-- Start of Supplied material --

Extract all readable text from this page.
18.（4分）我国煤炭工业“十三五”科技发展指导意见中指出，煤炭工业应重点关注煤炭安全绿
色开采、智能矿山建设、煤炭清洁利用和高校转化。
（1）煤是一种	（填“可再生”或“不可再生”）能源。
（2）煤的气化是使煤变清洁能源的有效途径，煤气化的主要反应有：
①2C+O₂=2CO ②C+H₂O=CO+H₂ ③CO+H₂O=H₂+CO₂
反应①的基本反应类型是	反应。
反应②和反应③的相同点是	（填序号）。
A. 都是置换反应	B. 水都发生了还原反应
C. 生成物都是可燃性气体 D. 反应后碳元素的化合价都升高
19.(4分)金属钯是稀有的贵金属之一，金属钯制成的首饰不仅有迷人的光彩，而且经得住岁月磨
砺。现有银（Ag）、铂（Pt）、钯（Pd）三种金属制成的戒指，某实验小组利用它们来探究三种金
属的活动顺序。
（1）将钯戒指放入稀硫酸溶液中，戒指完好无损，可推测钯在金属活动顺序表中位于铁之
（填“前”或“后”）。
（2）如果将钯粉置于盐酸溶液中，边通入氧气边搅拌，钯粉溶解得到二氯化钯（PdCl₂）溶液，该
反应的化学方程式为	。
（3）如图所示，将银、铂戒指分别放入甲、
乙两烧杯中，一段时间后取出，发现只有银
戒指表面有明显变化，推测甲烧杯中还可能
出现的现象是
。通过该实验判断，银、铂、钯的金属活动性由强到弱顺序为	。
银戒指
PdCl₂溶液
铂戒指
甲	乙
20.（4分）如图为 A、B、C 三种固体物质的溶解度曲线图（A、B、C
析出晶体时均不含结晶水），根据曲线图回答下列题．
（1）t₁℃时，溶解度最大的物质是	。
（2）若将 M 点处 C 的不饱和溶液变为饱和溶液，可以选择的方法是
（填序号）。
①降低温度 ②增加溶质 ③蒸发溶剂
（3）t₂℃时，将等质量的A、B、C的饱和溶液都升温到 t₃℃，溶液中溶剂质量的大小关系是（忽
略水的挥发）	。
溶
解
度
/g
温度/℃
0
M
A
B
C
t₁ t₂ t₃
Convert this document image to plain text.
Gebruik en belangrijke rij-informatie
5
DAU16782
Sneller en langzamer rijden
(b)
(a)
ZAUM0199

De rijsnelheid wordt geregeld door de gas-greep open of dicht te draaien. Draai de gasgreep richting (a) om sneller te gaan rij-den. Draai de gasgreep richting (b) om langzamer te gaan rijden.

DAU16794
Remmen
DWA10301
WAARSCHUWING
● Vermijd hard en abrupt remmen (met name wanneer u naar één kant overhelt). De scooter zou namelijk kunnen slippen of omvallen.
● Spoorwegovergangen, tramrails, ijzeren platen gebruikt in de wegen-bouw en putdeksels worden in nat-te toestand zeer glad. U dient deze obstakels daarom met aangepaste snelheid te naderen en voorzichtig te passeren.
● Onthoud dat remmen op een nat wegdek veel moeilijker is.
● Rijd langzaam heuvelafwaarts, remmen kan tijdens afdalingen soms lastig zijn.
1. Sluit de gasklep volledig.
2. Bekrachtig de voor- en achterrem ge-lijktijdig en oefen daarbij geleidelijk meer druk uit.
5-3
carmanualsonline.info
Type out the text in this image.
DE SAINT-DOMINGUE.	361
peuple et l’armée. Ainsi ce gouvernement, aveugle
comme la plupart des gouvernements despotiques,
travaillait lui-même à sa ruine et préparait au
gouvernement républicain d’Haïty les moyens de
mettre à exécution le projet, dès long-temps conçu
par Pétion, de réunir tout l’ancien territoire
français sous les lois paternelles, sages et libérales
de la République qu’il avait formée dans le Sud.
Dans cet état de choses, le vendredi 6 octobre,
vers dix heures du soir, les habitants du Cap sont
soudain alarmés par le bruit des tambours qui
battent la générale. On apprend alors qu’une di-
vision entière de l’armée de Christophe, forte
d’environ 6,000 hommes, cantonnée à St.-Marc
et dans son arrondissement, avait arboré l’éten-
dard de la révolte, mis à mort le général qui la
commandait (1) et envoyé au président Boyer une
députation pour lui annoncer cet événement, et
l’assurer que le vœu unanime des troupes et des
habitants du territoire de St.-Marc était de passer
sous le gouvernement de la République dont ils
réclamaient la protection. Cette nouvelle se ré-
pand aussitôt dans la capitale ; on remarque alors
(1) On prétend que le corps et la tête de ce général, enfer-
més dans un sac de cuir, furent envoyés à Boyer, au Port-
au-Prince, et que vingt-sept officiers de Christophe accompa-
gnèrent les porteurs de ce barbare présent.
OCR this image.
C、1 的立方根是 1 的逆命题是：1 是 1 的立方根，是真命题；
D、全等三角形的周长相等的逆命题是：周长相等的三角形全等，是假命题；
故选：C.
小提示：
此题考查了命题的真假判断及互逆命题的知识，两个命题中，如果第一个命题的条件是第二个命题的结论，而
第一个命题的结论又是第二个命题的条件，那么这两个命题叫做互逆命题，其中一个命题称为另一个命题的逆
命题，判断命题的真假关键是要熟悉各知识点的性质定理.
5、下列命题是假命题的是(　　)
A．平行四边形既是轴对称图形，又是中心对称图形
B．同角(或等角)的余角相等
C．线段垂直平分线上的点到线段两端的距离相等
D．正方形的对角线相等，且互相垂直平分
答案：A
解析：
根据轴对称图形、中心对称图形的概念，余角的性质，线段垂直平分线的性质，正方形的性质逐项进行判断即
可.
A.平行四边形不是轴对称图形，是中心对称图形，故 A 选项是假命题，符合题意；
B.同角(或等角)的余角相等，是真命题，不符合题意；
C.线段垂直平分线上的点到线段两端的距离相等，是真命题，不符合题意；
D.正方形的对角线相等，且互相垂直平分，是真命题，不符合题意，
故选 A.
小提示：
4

-- End of Supplied material --

The problem - Review the material and copy each line in which the word "不符合题意" appears.

Task solution -
B.同角(或等角)的余角相等，是真命题，不符合题意；
C.线段垂直平分线上的点到线段两端的距离相等，是真命题，不符合题意；
D.正方形的对角线相等，且互相垂直平分，是真命题，不符合题意，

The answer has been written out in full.